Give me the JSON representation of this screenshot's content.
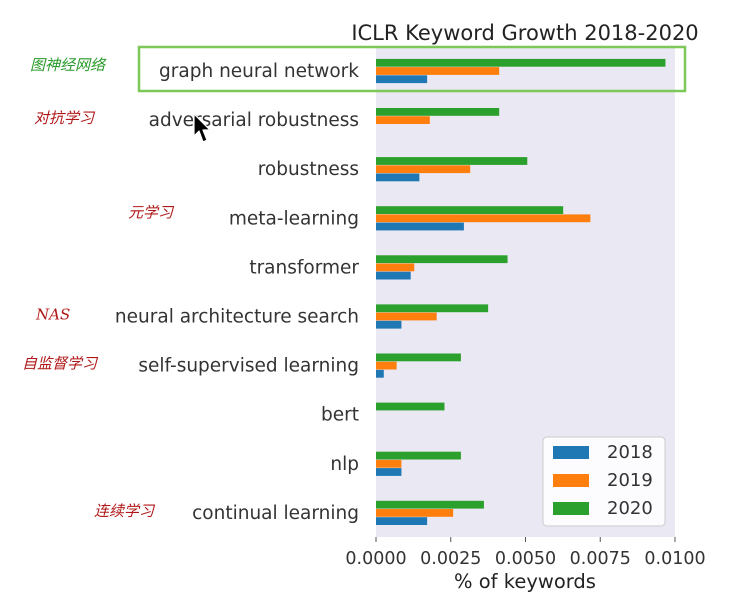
{
  "chart_data": {
    "type": "bar",
    "orientation": "horizontal",
    "title": "ICLR Keyword Growth 2018-2020",
    "xlabel": "% of keywords",
    "ylabel": "",
    "xlim": [
      0,
      0.01
    ],
    "xticks": [
      "0.0000",
      "0.0025",
      "0.0050",
      "0.0075",
      "0.0100"
    ],
    "grid": false,
    "legend_position": "lower-right",
    "categories": [
      "graph neural network",
      "adversarial robustness",
      "robustness",
      "meta-learning",
      "transformer",
      "neural architecture search",
      "self-supervised learning",
      "bert",
      "nlp",
      "continual learning"
    ],
    "series": [
      {
        "name": "2018",
        "color": "#1f77b4",
        "values": [
          0.00171,
          0,
          0.00145,
          0.00294,
          0.00116,
          0.00085,
          0.00026,
          0,
          0.00085,
          0.00171
        ]
      },
      {
        "name": "2019",
        "color": "#ff7f0e",
        "values": [
          0.00412,
          0.0018,
          0.00315,
          0.00717,
          0.00128,
          0.00203,
          0.00069,
          0,
          0.00085,
          0.00258
        ]
      },
      {
        "name": "2020",
        "color": "#2ca02c",
        "values": [
          0.00968,
          0.00412,
          0.00506,
          0.00626,
          0.0044,
          0.00375,
          0.00284,
          0.00229,
          0.00284,
          0.00361
        ]
      }
    ]
  },
  "annotations": [
    {
      "text": "图神经网络",
      "color": "#2a9a2a",
      "row": 0
    },
    {
      "text": "对抗学习",
      "color": "#b01818",
      "row": 1
    },
    {
      "text": "元学习",
      "color": "#b01818",
      "row": 3
    },
    {
      "text": "NAS",
      "color": "#b01818",
      "row": 5
    },
    {
      "text": "自监督学习",
      "color": "#b01818",
      "row": 6
    },
    {
      "text": "连续学习",
      "color": "#b01818",
      "row": 9
    }
  ],
  "highlight": {
    "row": 0,
    "color": "#7dc858"
  },
  "colors": {
    "plot_background": "#eae8f3",
    "cursor": "#000000"
  },
  "icons": {
    "cursor": "mouse-pointer-icon"
  }
}
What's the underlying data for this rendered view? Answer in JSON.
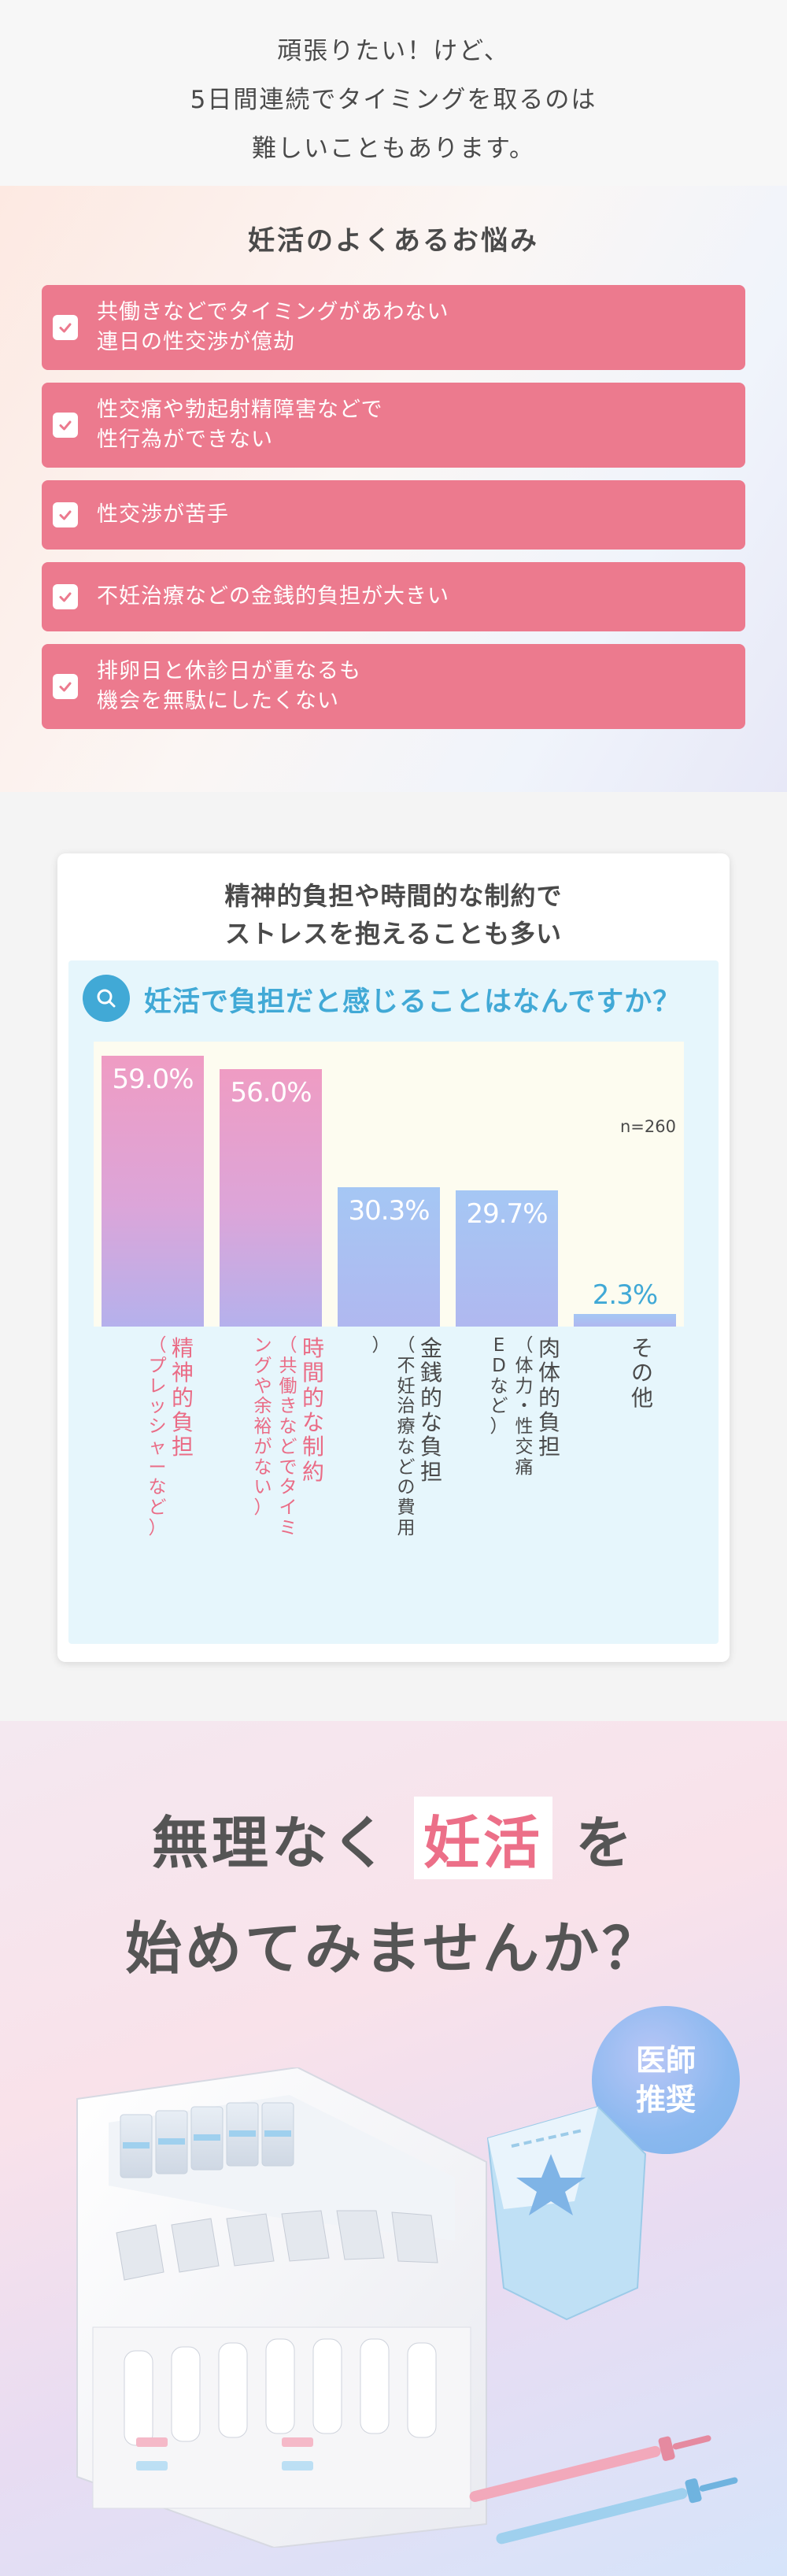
{
  "intro": {
    "lines": [
      "頑張りたい！けど、",
      "5日間連続でタイミングを取るのは",
      "難しいこともあります。"
    ]
  },
  "worries": {
    "title": "妊活のよくあるお悩み",
    "items": [
      {
        "lines": [
          "共働きなどでタイミングがあわない",
          "連日の性交渉が億劫"
        ]
      },
      {
        "lines": [
          "性交痛や勃起射精障害などで",
          "性行為ができない"
        ]
      },
      {
        "lines": [
          "性交渉が苦手"
        ]
      },
      {
        "lines": [
          "不妊治療などの金銭的負担が大きい"
        ]
      },
      {
        "lines": [
          "排卵日と休診日が重なるも",
          "機会を無駄にしたくない"
        ]
      }
    ],
    "check_icon": "check-icon"
  },
  "survey": {
    "title_lines": [
      "精神的負担や時間的な制約で",
      "ストレスを抱えることも多い"
    ],
    "question": "妊活で負担だと感じることはなんですか？",
    "question_icon": "search-icon",
    "n_label": "n=260",
    "colors": {
      "pink": "#ea6c86",
      "blue": "#41a9d6"
    }
  },
  "chart_data": {
    "type": "bar",
    "ylim": [
      0,
      62
    ],
    "n": 260,
    "categories": [
      {
        "label": "精神的負担",
        "sub": "（プレッシャーなど）",
        "value": 59.0,
        "value_label": "59.0%",
        "color": "pink"
      },
      {
        "label": "時間的な制約",
        "sub": "（共働きなどでタイミングや余裕がない）",
        "value": 56.0,
        "value_label": "56.0%",
        "color": "pink"
      },
      {
        "label": "金銭的な負担",
        "sub": "（不妊治療などの費用）",
        "value": 30.3,
        "value_label": "30.3%",
        "color": "blue"
      },
      {
        "label": "肉体的負担",
        "sub": "（体力・性交痛 EDなど）",
        "value": 29.7,
        "value_label": "29.7%",
        "color": "blue"
      },
      {
        "label": "その他",
        "sub": "",
        "value": 2.3,
        "value_label": "2.3%",
        "color": "blue"
      }
    ]
  },
  "promo": {
    "line1_before": "無理なく",
    "line1_highlight": "妊活",
    "line1_after": "を",
    "line2": "始めてみませんか？",
    "badge_lines": [
      "医師",
      "推奨"
    ]
  }
}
● ● ● ●
* AIM *
Copy the listing over exactly, skipping the pictures it holds.

* RESPONSE FOR THIS EXERCISE *
Give me the JSON representation of this screenshot's content.
{
  "chart_data": {
    "type": "bar",
    "orientation": "horizontal",
    "title": "ICLR Keyword Growth 2018-2020",
    "xlabel": "% of keywords",
    "ylabel": "",
    "xlim": [
      0,
      0.01
    ],
    "xticks": [
      "0.0000",
      "0.0025",
      "0.0050",
      "0.0075",
      "0.0100"
    ],
    "grid": false,
    "legend_position": "lower-right",
    "categories": [
      "graph neural network",
      "adversarial robustness",
      "robustness",
      "meta-learning",
      "transformer",
      "neural architecture search",
      "self-supervised learning",
      "bert",
      "nlp",
      "continual learning"
    ],
    "series": [
      {
        "name": "2018",
        "color": "#1f77b4",
        "values": [
          0.00171,
          0,
          0.00145,
          0.00294,
          0.00116,
          0.00085,
          0.00026,
          0,
          0.00085,
          0.00171
        ]
      },
      {
        "name": "2019",
        "color": "#ff7f0e",
        "values": [
          0.00412,
          0.0018,
          0.00315,
          0.00717,
          0.00128,
          0.00203,
          0.00069,
          0,
          0.00085,
          0.00258
        ]
      },
      {
        "name": "2020",
        "color": "#2ca02c",
        "values": [
          0.00968,
          0.00412,
          0.00506,
          0.00626,
          0.0044,
          0.00375,
          0.00284,
          0.00229,
          0.00284,
          0.00361
        ]
      }
    ]
  },
  "annotations": [
    {
      "text": "图神经网络",
      "color": "#2a9a2a",
      "row": 0
    },
    {
      "text": "对抗学习",
      "color": "#b01818",
      "row": 1
    },
    {
      "text": "元学习",
      "color": "#b01818",
      "row": 3
    },
    {
      "text": "NAS",
      "color": "#b01818",
      "row": 5
    },
    {
      "text": "自监督学习",
      "color": "#b01818",
      "row": 6
    },
    {
      "text": "连续学习",
      "color": "#b01818",
      "row": 9
    }
  ],
  "highlight": {
    "row": 0,
    "color": "#7dc858"
  },
  "colors": {
    "plot_background": "#eae8f3",
    "cursor": "#000000"
  },
  "icons": {
    "cursor": "mouse-pointer-icon"
  }
}
What's the underlying data for this rendered view? Answer in JSON.
{
  "intro": {
    "lines": [
      "頑張りたい！けど、",
      "5日間連続でタイミングを取るのは",
      "難しいこともあります。"
    ]
  },
  "worries": {
    "title": "妊活のよくあるお悩み",
    "items": [
      {
        "lines": [
          "共働きなどでタイミングがあわない",
          "連日の性交渉が億劫"
        ]
      },
      {
        "lines": [
          "性交痛や勃起射精障害などで",
          "性行為ができない"
        ]
      },
      {
        "lines": [
          "性交渉が苦手"
        ]
      },
      {
        "lines": [
          "不妊治療などの金銭的負担が大きい"
        ]
      },
      {
        "lines": [
          "排卵日と休診日が重なるも",
          "機会を無駄にしたくない"
        ]
      }
    ],
    "check_icon": "check-icon"
  },
  "survey": {
    "title_lines": [
      "精神的負担や時間的な制約で",
      "ストレスを抱えることも多い"
    ],
    "question": "妊活で負担だと感じることはなんですか？",
    "question_icon": "search-icon",
    "n_label": "n=260",
    "colors": {
      "pink": "#ea6c86",
      "blue": "#41a9d6"
    }
  },
  "chart_data": {
    "type": "bar",
    "ylim": [
      0,
      62
    ],
    "n": 260,
    "categories": [
      {
        "label": "精神的負担",
        "sub": "（プレッシャーなど）",
        "value": 59.0,
        "value_label": "59.0%",
        "color": "pink"
      },
      {
        "label": "時間的な制約",
        "sub": "（共働きなどでタイミングや余裕がない）",
        "value": 56.0,
        "value_label": "56.0%",
        "color": "pink"
      },
      {
        "label": "金銭的な負担",
        "sub": "（不妊治療などの費用）",
        "value": 30.3,
        "value_label": "30.3%",
        "color": "blue"
      },
      {
        "label": "肉体的負担",
        "sub": "（体力・性交痛 EDなど）",
        "value": 29.7,
        "value_label": "29.7%",
        "color": "blue"
      },
      {
        "label": "その他",
        "sub": "",
        "value": 2.3,
        "value_label": "2.3%",
        "color": "blue"
      }
    ]
  },
  "promo": {
    "line1_before": "無理なく",
    "line1_highlight": "妊活",
    "line1_after": "を",
    "line2": "始めてみませんか？",
    "badge_lines": [
      "医師",
      "推奨"
    ]
  }
}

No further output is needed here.